▶ _PROBLEMS TO SOLVE_
1 > From the passage on Invisible Light, copy verbatim the stretch starting with "Gina Kim's Invisible" and going on through "leave her husband).".
2 > Answer these questions using the passage on Invisible Light:
(a) Where is Gah-In a student?
(b) Who is Do-Hee, according to the passage?
(c) To what city does Do-Hee journey back?

▶ _EXERCISE PASSAGE_
Gina Kim's Invisible Light adds reach to this wave - it spans an ocean, to California. Split national identity is built into the structure of Kim's debut feature. The first half focuses on Gah-In, a Korean student in California: a message on Gah-In's answering machine, left by the wife of a man she's having an affair with, seems to trigger a bout of agoraphobic and anorexic despair (she never voices a word). The second half follows Do-Hee, the woman who left the message on Gah-In's machine: during a journey back to Seoul, Do-Hee searches for an answer to her own dilemma (it isn't whether or not she should leave her husband).

[Document layout detection data]
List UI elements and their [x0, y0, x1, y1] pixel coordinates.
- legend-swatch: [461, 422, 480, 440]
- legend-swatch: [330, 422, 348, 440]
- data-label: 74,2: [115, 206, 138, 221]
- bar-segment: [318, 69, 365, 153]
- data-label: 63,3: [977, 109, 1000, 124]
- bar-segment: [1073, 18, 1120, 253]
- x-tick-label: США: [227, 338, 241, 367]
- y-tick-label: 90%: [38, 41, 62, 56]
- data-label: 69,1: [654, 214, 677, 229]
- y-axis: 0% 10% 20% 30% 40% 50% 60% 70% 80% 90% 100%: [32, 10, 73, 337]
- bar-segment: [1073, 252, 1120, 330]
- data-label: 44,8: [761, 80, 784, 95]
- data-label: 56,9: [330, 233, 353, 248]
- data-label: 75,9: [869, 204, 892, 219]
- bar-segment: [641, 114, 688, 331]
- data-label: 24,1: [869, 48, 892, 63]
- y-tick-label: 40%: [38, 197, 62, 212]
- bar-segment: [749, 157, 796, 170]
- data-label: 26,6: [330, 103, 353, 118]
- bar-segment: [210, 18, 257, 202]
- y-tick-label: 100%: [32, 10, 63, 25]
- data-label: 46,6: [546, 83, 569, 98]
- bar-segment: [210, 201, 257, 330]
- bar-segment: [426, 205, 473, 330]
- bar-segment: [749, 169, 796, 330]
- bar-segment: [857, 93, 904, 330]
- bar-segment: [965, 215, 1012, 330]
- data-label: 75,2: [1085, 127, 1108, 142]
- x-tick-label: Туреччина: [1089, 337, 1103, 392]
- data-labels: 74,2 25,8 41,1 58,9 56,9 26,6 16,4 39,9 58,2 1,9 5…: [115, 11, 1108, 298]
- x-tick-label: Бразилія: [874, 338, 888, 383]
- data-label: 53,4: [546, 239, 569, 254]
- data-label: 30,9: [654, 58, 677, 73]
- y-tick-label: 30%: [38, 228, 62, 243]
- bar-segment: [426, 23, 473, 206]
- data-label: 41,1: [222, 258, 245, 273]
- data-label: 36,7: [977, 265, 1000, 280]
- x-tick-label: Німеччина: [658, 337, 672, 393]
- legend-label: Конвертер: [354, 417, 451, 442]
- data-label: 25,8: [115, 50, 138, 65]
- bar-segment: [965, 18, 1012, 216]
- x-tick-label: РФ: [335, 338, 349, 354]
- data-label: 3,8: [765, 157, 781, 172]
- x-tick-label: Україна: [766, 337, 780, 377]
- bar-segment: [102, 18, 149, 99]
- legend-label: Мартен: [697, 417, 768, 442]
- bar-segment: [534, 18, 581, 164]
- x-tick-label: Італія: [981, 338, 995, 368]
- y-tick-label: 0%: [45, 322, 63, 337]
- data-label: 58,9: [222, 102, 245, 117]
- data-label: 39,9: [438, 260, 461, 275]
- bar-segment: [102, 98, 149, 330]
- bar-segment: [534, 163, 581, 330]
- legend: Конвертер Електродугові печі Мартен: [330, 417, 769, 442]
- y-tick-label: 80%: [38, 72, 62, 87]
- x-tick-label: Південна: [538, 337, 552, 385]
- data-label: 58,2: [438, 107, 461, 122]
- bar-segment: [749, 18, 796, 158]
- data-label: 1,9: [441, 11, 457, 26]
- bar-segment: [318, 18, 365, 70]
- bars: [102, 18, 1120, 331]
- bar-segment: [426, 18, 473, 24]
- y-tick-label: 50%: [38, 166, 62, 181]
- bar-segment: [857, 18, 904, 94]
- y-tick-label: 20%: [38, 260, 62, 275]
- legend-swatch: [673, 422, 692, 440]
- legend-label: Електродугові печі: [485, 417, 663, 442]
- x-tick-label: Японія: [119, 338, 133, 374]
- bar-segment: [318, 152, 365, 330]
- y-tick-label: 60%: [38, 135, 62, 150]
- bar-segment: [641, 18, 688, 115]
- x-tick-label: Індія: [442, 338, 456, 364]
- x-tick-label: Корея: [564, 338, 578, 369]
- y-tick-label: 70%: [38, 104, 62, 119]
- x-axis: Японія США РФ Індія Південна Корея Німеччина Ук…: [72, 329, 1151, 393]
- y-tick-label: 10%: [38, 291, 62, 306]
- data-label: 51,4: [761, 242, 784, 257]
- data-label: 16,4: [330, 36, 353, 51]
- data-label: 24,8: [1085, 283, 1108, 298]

▶ _EXERCISE RESPONSES_
1 >
Gina Kim's Invisible Light adds reach to this wave - it spans an ocean, to California. Split national identity is built into the structure of Kim's debut feature. The first half focuses on Gah-In, a Korean student in California: a message on Gah-In's answering machine, left by the wife of a man she's having an affair with, seems to trigger a bout of agoraphobic and anorexic despair (she never voices a word). The second half follows Do-Hee, the woman who left the message on Gah-In's machine: during a journey back to Seoul, Do-Hee searches for an answer to her own dilemma (it isn't whether or not she should leave her husband).

2 >
(a) California.
(b) Do-Hee is the woman who left the message on Gah-In's answering machine, the wife of the man Gah-In is having an affair with.
(c) Seoul.